--- THE DATA Enclosed Below ---
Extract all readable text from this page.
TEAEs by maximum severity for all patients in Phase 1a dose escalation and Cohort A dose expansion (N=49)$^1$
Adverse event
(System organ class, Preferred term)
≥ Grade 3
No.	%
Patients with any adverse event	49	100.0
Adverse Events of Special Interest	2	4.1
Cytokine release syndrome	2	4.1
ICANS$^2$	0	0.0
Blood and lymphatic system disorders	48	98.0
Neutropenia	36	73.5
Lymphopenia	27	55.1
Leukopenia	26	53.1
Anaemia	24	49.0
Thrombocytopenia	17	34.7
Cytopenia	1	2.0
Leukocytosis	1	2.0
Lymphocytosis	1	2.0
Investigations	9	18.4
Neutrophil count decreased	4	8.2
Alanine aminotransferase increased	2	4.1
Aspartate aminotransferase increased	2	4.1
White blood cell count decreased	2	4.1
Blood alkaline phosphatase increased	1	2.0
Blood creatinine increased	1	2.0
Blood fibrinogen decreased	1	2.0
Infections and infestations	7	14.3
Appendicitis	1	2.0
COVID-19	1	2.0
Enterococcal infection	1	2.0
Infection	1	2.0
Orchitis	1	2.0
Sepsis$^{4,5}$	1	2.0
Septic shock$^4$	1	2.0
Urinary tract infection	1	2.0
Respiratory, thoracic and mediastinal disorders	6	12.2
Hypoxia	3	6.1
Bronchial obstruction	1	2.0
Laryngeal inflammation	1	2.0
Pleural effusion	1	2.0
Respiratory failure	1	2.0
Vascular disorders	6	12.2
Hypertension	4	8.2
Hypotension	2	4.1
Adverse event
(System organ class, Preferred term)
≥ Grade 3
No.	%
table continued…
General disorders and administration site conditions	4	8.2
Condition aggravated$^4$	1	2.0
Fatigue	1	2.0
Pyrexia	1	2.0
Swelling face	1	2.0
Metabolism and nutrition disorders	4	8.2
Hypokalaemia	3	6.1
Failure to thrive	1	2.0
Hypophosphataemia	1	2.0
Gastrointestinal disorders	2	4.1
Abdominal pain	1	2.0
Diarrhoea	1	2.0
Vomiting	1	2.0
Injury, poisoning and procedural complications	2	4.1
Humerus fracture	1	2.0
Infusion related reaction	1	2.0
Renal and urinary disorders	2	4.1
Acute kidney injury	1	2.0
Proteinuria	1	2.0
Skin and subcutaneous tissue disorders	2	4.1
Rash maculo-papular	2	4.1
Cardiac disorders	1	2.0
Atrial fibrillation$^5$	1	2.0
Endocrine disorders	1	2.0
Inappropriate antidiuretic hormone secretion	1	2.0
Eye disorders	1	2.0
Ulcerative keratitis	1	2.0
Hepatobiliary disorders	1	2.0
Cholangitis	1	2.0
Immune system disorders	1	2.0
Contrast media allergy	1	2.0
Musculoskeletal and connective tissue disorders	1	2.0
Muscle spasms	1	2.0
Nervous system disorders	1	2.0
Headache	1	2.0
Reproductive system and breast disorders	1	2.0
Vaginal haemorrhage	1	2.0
--- End of Enclosed THE DATA ---
● INSTRUCTIONS TO FOLLOW: An exact copy of every line above, start to finish, is required.

● EXERCISE ANSWER:
Extract all readable text from this page.
TEAEs by maximum severity for all patients in Phase 1a dose escalation and Cohort A dose expansion (N=49)$^1$
Adverse event
(System organ class, Preferred term)
≥ Grade 3
No.	%
Patients with any adverse event	49	100.0
Adverse Events of Special Interest	2	4.1
Cytokine release syndrome	2	4.1
ICANS$^2$	0	0.0
Blood and lymphatic system disorders	48	98.0
Neutropenia	36	73.5
Lymphopenia	27	55.1
Leukopenia	26	53.1
Anaemia	24	49.0
Thrombocytopenia	17	34.7
Cytopenia	1	2.0
Leukocytosis	1	2.0
Lymphocytosis	1	2.0
Investigations	9	18.4
Neutrophil count decreased	4	8.2
Alanine aminotransferase increased	2	4.1
Aspartate aminotransferase increased	2	4.1
White blood cell count decreased	2	4.1
Blood alkaline phosphatase increased	1	2.0
Blood creatinine increased	1	2.0
Blood fibrinogen decreased	1	2.0
Infections and infestations	7	14.3
Appendicitis	1	2.0
COVID-19	1	2.0
Enterococcal infection	1	2.0
Infection	1	2.0
Orchitis	1	2.0
Sepsis$^{4,5}$	1	2.0
Septic shock$^4$	1	2.0
Urinary tract infection	1	2.0
Respiratory, thoracic and mediastinal disorders	6	12.2
Hypoxia	3	6.1
Bronchial obstruction	1	2.0
Laryngeal inflammation	1	2.0
Pleural effusion	1	2.0
Respiratory failure	1	2.0
Vascular disorders	6	12.2
Hypertension	4	8.2
Hypotension	2	4.1
Adverse event
(System organ class, Preferred term)
≥ Grade 3
No.	%
table continued…
General disorders and administration site conditions	4	8.2
Condition aggravated$^4$	1	2.0
Fatigue	1	2.0
Pyrexia	1	2.0
Swelling face	1	2.0
Metabolism and nutrition disorders	4	8.2
Hypokalaemia	3	6.1
Failure to thrive	1	2.0
Hypophosphataemia	1	2.0
Gastrointestinal disorders	2	4.1
Abdominal pain	1	2.0
Diarrhoea	1	2.0
Vomiting	1	2.0
Injury, poisoning and procedural complications	2	4.1
Humerus fracture	1	2.0
Infusion related reaction	1	2.0
Renal and urinary disorders	2	4.1
Acute kidney injury	1	2.0
Proteinuria	1	2.0
Skin and subcutaneous tissue disorders	2	4.1
Rash maculo-papular	2	4.1
Cardiac disorders	1	2.0
Atrial fibrillation$^5$	1	2.0
Endocrine disorders	1	2.0
Inappropriate antidiuretic hormone secretion	1	2.0
Eye disorders	1	2.0
Ulcerative keratitis	1	2.0
Hepatobiliary disorders	1	2.0
Cholangitis	1	2.0
Immune system disorders	1	2.0
Contrast media allergy	1	2.0
Musculoskeletal and connective tissue disorders	1	2.0
Muscle spasms	1	2.0
Nervous system disorders	1	2.0
Headache	1	2.0
Reproductive system and breast disorders	1	2.0
Vaginal haemorrhage	1	2.0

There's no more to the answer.